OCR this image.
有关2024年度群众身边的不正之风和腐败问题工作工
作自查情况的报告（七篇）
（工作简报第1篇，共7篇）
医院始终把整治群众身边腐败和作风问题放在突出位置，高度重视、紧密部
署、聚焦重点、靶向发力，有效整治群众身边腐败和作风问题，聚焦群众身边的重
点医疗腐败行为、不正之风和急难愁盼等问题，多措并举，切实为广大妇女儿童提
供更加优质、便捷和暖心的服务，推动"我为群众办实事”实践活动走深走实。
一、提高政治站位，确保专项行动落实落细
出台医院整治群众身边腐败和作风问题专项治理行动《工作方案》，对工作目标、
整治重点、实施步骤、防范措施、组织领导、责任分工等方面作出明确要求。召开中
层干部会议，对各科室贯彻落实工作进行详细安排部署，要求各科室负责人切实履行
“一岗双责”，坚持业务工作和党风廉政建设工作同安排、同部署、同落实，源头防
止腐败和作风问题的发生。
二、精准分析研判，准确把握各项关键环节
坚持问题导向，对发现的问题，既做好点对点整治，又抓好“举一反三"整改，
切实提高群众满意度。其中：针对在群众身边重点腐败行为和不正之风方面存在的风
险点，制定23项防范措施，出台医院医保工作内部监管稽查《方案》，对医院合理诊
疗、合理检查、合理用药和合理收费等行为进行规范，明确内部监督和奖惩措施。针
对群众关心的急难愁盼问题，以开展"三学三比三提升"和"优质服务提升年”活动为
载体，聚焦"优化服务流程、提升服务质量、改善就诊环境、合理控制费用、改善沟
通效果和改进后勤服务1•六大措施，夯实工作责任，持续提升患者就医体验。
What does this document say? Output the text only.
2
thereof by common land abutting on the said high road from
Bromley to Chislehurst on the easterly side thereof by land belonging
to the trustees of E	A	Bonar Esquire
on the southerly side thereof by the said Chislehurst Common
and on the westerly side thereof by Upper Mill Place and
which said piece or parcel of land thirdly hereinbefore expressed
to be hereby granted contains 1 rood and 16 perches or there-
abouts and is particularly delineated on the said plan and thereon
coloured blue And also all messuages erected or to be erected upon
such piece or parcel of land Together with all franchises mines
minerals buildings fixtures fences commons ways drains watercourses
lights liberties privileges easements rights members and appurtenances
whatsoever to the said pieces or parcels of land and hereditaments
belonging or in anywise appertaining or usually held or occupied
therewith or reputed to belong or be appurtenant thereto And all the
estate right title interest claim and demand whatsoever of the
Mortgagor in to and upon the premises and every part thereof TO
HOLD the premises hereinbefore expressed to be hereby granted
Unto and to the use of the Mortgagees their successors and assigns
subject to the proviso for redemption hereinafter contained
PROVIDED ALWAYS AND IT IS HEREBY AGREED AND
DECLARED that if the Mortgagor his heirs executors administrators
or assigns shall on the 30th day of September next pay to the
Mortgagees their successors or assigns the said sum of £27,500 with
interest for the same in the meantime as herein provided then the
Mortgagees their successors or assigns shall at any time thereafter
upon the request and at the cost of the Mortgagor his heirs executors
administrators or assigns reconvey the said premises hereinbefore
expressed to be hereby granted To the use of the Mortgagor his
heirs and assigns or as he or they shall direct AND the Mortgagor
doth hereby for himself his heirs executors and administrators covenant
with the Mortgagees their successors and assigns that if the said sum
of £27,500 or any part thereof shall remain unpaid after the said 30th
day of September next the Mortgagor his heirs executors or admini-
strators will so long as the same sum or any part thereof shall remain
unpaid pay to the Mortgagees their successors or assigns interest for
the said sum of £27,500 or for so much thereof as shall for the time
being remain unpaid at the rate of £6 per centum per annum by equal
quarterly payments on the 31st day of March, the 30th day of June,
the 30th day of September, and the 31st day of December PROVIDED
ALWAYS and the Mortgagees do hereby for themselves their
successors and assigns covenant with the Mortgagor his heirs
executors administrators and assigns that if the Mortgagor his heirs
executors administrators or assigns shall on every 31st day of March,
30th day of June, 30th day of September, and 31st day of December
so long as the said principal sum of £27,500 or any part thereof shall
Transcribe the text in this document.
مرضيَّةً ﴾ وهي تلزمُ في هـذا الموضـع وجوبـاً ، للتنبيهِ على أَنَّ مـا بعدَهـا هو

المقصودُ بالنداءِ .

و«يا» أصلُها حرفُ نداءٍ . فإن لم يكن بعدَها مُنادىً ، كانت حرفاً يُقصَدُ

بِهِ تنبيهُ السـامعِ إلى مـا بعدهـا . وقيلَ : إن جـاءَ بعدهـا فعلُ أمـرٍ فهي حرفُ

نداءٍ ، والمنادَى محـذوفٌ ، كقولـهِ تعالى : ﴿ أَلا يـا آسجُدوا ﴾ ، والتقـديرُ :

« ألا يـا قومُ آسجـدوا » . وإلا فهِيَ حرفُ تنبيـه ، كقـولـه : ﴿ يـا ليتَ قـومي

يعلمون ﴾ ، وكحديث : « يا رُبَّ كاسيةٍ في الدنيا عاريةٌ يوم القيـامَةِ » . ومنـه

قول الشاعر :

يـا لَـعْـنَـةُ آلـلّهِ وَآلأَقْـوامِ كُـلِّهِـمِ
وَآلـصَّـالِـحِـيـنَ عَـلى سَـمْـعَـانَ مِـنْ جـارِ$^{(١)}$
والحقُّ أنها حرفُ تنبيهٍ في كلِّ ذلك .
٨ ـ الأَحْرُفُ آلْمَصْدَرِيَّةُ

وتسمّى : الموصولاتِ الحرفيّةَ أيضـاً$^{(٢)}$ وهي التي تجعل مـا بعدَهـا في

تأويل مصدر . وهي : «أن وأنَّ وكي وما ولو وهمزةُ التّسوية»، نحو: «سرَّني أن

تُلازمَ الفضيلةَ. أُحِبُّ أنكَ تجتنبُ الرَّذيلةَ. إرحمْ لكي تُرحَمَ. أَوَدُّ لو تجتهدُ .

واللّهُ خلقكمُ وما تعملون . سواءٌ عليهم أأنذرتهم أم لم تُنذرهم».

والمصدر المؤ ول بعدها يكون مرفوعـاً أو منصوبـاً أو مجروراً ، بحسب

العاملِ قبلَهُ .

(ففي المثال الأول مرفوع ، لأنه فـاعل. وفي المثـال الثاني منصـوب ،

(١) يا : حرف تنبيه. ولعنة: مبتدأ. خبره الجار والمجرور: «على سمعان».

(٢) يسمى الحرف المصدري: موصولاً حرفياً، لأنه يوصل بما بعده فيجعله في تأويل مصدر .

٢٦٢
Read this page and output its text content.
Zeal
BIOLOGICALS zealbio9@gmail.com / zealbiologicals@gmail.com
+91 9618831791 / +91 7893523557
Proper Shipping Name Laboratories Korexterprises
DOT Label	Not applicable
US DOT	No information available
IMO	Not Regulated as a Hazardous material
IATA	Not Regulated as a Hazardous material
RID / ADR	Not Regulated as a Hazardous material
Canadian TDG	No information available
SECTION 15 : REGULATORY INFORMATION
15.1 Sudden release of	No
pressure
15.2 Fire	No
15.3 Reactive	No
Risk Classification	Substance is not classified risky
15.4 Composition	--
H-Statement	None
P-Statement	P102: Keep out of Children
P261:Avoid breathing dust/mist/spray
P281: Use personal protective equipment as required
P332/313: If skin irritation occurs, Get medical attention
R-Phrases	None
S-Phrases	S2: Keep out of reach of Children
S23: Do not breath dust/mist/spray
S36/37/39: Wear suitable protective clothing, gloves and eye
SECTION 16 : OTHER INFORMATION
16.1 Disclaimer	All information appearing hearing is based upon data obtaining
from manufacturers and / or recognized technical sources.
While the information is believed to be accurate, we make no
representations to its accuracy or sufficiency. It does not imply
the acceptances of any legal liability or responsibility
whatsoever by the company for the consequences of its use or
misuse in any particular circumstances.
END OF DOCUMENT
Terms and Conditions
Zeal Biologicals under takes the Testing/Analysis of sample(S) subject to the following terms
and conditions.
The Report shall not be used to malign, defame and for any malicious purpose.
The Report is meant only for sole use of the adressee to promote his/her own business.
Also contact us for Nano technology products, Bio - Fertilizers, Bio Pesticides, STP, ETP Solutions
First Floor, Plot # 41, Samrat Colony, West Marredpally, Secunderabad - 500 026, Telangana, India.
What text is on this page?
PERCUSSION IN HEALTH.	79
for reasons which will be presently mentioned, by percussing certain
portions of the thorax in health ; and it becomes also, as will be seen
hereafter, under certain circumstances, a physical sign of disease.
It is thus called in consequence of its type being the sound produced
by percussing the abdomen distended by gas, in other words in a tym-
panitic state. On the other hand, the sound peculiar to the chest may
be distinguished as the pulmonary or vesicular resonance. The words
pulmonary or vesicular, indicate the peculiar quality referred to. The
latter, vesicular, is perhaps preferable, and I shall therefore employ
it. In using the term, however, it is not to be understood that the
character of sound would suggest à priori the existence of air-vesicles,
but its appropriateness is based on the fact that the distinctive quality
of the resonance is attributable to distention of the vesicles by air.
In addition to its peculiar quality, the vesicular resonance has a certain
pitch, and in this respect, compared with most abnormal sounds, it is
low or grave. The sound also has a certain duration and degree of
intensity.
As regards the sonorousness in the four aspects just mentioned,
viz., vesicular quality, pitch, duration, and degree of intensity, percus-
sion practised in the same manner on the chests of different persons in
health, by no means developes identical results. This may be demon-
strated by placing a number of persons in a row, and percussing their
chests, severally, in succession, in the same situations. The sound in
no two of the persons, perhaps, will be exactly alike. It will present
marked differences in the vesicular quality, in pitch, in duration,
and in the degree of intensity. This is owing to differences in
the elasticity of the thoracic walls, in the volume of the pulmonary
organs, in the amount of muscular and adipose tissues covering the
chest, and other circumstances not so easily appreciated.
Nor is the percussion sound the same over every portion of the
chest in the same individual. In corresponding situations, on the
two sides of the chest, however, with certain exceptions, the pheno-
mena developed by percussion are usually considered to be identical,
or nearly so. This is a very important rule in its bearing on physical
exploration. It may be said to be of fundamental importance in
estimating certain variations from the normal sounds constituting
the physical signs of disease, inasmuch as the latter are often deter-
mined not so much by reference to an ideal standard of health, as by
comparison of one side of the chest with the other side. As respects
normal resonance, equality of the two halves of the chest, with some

--

Work required:
Write out every line from the entries where "only" appears.

Task answer:
What does this document say? Output the text only.
The Report is meant only for sole use of the adressee to promote his/her own business.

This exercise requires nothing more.